— begin Input rows —

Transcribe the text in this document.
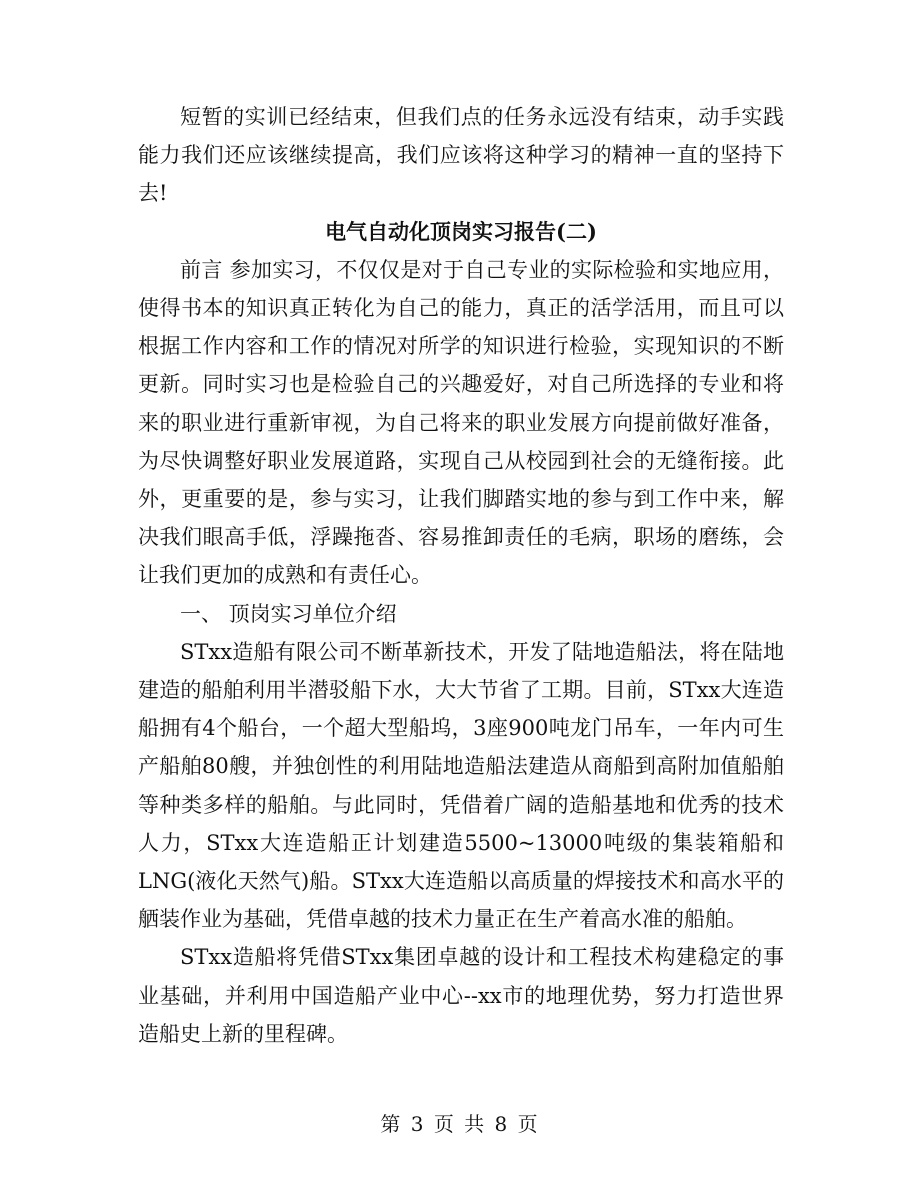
短暂的实训已经结束，但我们点的任务永远没有结束，动手实践能力我们还应该继续提高，我们应该将这种学习的精神一直的坚持下去!

电气自动化顶岗实习报告(二)

前言 参加实习，不仅仅是对于自己专业的实际检验和实地应用，使得书本的知识真正转化为自己的能力，真正的活学活用，而且可以根据工作内容和工作的情况对所学的知识进行检验，实现知识的不断更新。同时实习也是检验自己的兴趣爱好，对自己所选择的专业和将来的职业进行重新审视，为自己将来的职业发展方向提前做好准备，为尽快调整好职业发展道路，实现自己从校园到社会的无缝衔接。此外，更重要的是，参与实习，让我们脚踏实地的参与到工作中来，解决我们眼高手低，浮躁拖沓、容易推卸责任的毛病，职场的磨练，会让我们更加的成熟和有责任心。

一、 顶岗实习单位介绍

STxx造船有限公司不断革新技术，开发了陆地造船法，将在陆地建造的船舶利用半潜驳船下水，大大节省了工期。目前，STxx大连造船拥有4个船台，一个超大型船坞，3座900吨龙门吊车，一年内可生产船舶80艘，并独创性的利用陆地造船法建造从商船到高附加值船舶等种类多样的船舶。与此同时，凭借着广阔的造船基地和优秀的技术人力，STxx大连造船正计划建造5500~13000吨级的集装箱船和LNG(液化天然气)船。STxx大连造船以高质量的焊接技术和高水平的舾装作业为基础，凭借卓越的技术力量正在生产着高水准的船舶。

STxx造船将凭借STxx集团卓越的设计和工程技术构建稳定的事业基础，并利用中国造船产业中心--xx市的地理优势，努力打造世界造船史上新的里程碑。

第 3 页 共 8 页
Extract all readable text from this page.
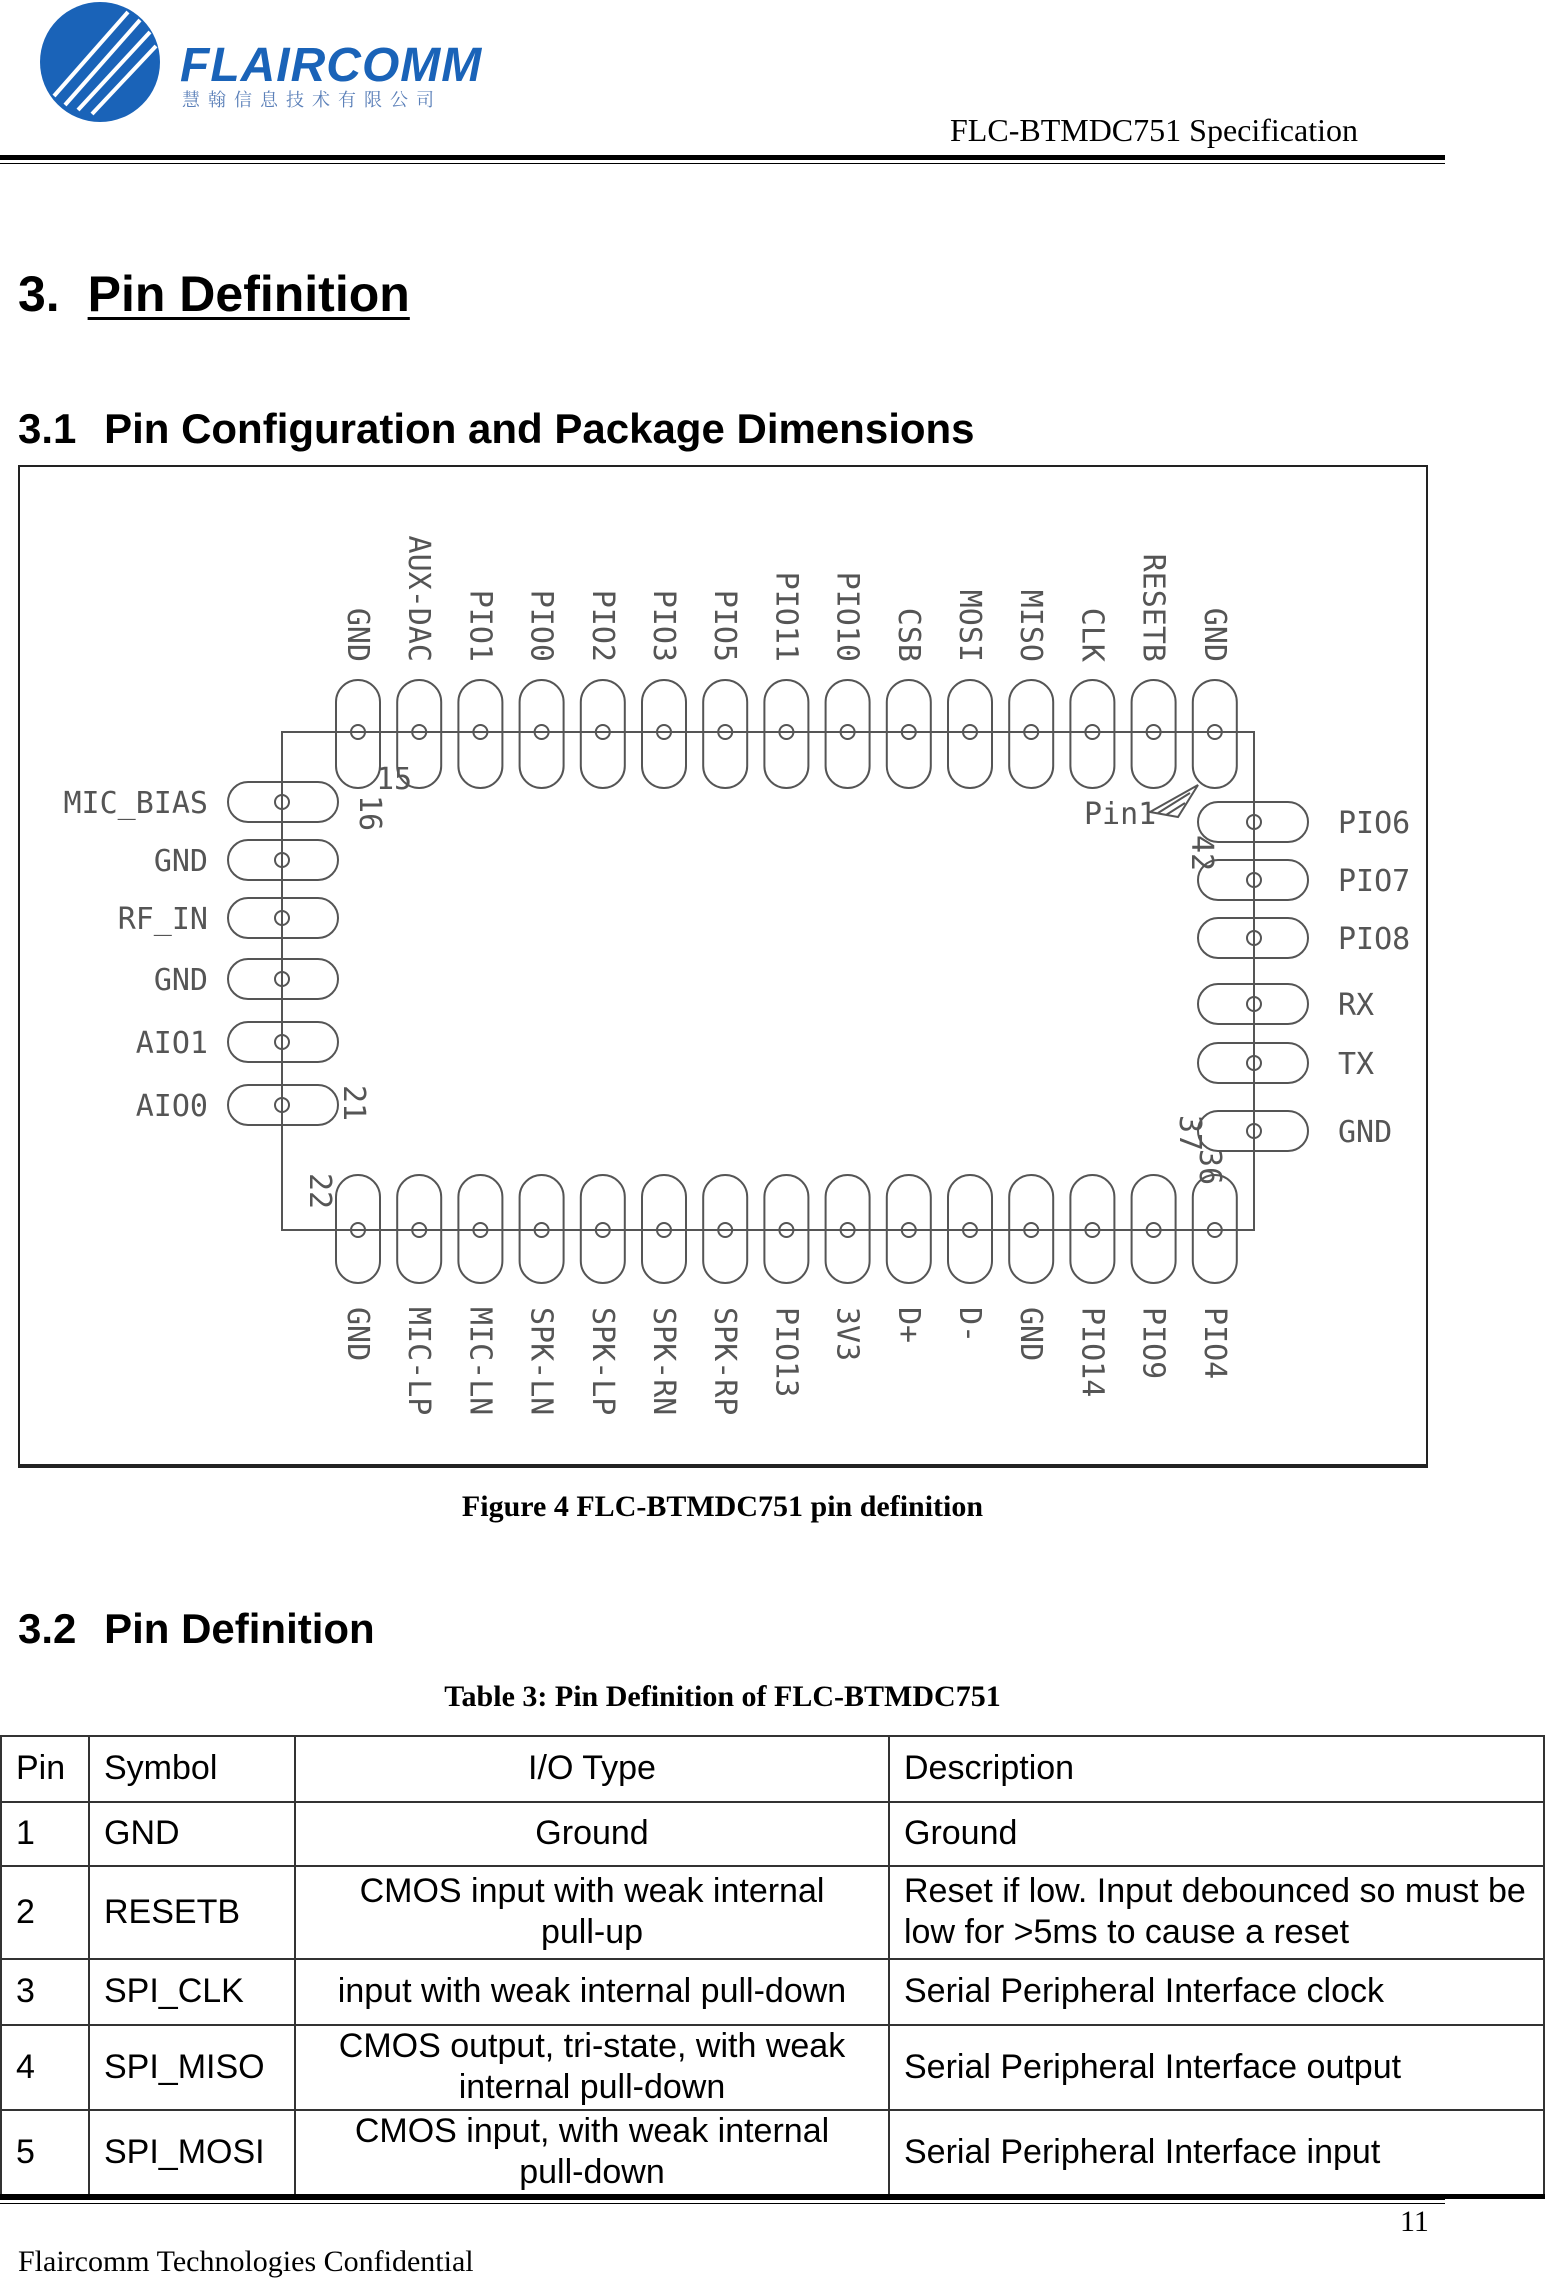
FLAIRCOMM
慧翰信息技术有限公司
FLC-BTMDC751 Specification
3. Pin Definition
3.1 Pin Configuration and Package Dimensions
GND AUX-DAC PIO1 PIO0 PIO2 PIO3 PIO5 PIO11 PIO10 CSB MOSI MISO CLK RESETB GND
GND MIC-LP MIC-LN SPK-LN SPK-LP SPK-RN SPK-RP PIO13 3V3 D+ D- GND PIO14 PIO9 PIO4
MIC_BIAS
GND
RF_IN
GND
AIO1
AIO0
PIO6
PIO7
PIO8
RX
TX
GND
Pin1
16
15
42
21
22
37
36
Figure 4 FLC-BTMDC751 pin definition
3.2 Pin Definition
Table 3: Pin Definition of FLC-BTMDC751
Pin	Symbol	I/O Type	Description
1	GND	Ground	Ground
2	RESETB	CMOS input with weak internal pull-up	Reset if low. Input debounced so must be low for >5ms to cause a reset
3	SPI_CLK	input with weak internal pull-down	Serial Peripheral Interface clock
4	SPI_MISO	CMOS output, tri-state, with weak internal pull-down	Serial Peripheral Interface output
5	SPI_MOSI	CMOS input, with weak internal pull-down	Serial Peripheral Interface input
11
Flaircomm Technologies Confidential
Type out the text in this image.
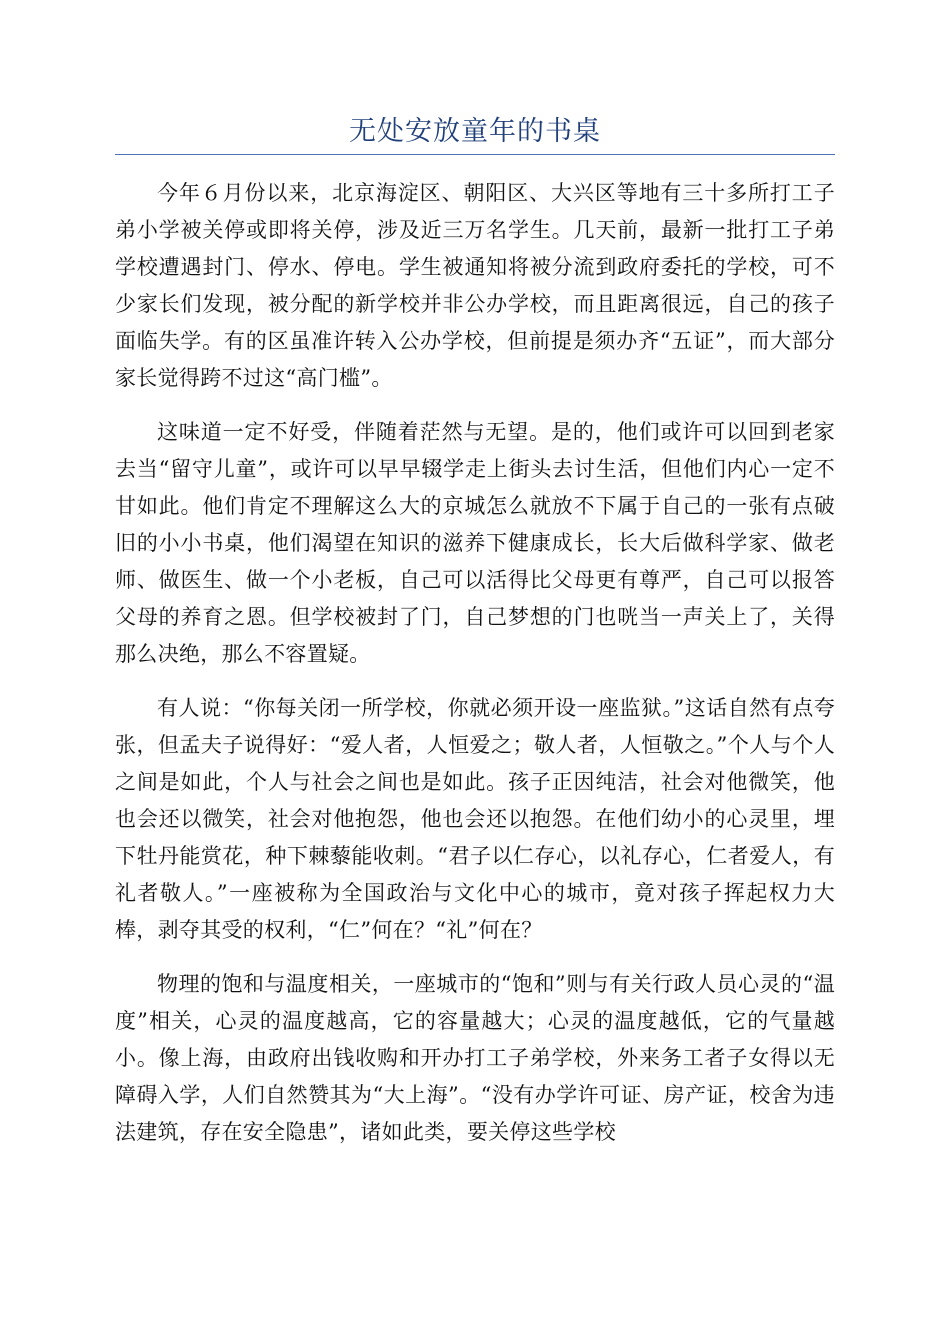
无处安放童年的书桌

今年６月份以来，北京海淀区、朝阳区、大兴区等地有三十多所打工子弟小学被关停或即将关停，涉及近三万名学生。几天前，最新一批打工子弟学校遭遇封门、停水、停电。学生被通知将被分流到政府委托的学校，可不少家长们发现，被分配的新学校并非公办学校，而且距离很远，自己的孩子面临失学。有的区虽准许转入公办学校，但前提是须办齐“五证”，而大部分家长觉得跨不过这“高门槛”。

这味道一定不好受，伴随着茫然与无望。是的，他们或许可以回到老家去当“留守儿童”，或许可以早早辍学走上街头去讨生活，但他们内心一定不甘如此。他们肯定不理解这么大的京城怎么就放不下属于自己的一张有点破旧的小小书桌，他们渴望在知识的滋养下健康成长，长大后做科学家、做老师、做医生、做一个小老板，自己可以活得比父母更有尊严，自己可以报答父母的养育之恩。但学校被封了门，自己梦想的门也咣当一声关上了，关得那么决绝，那么不容置疑。

有人说：“你每关闭一所学校，你就必须开设一座监狱。”这话自然有点夸张，但孟夫子说得好：“爱人者，人恒爱之；敬人者，人恒敬之。”个人与个人之间是如此，个人与社会之间也是如此。孩子正因纯洁，社会对他微笑，他也会还以微笑，社会对他抱怨，他也会还以抱怨。在他们幼小的心灵里，埋下牡丹能赏花，种下棘藜能收刺。“君子以仁存心，以礼存心，仁者爱人，有礼者敬人。”一座被称为全国政治与文化中心的城市，竟对孩子挥起权力大棒，剥夺其受的权利，“仁”何在？“礼”何在？

物理的饱和与温度相关，一座城市的“饱和”则与有关行政人员心灵的“温度”相关，心灵的温度越高，它的容量越大；心灵的温度越低，它的气量越小。像上海，由政府出钱收购和开办打工子弟学校，外来务工者子女得以无障碍入学，人们自然赞其为“大上海”。“没有办学许可证、房产证，校舍为违法建筑，存在安全隐患”，诸如此类，要关停这些学校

— end Input rows —

● **Task statement**
Of all the lines above, how many contain the word "RESETB"? Give the number and nothing else.

● **The output**
2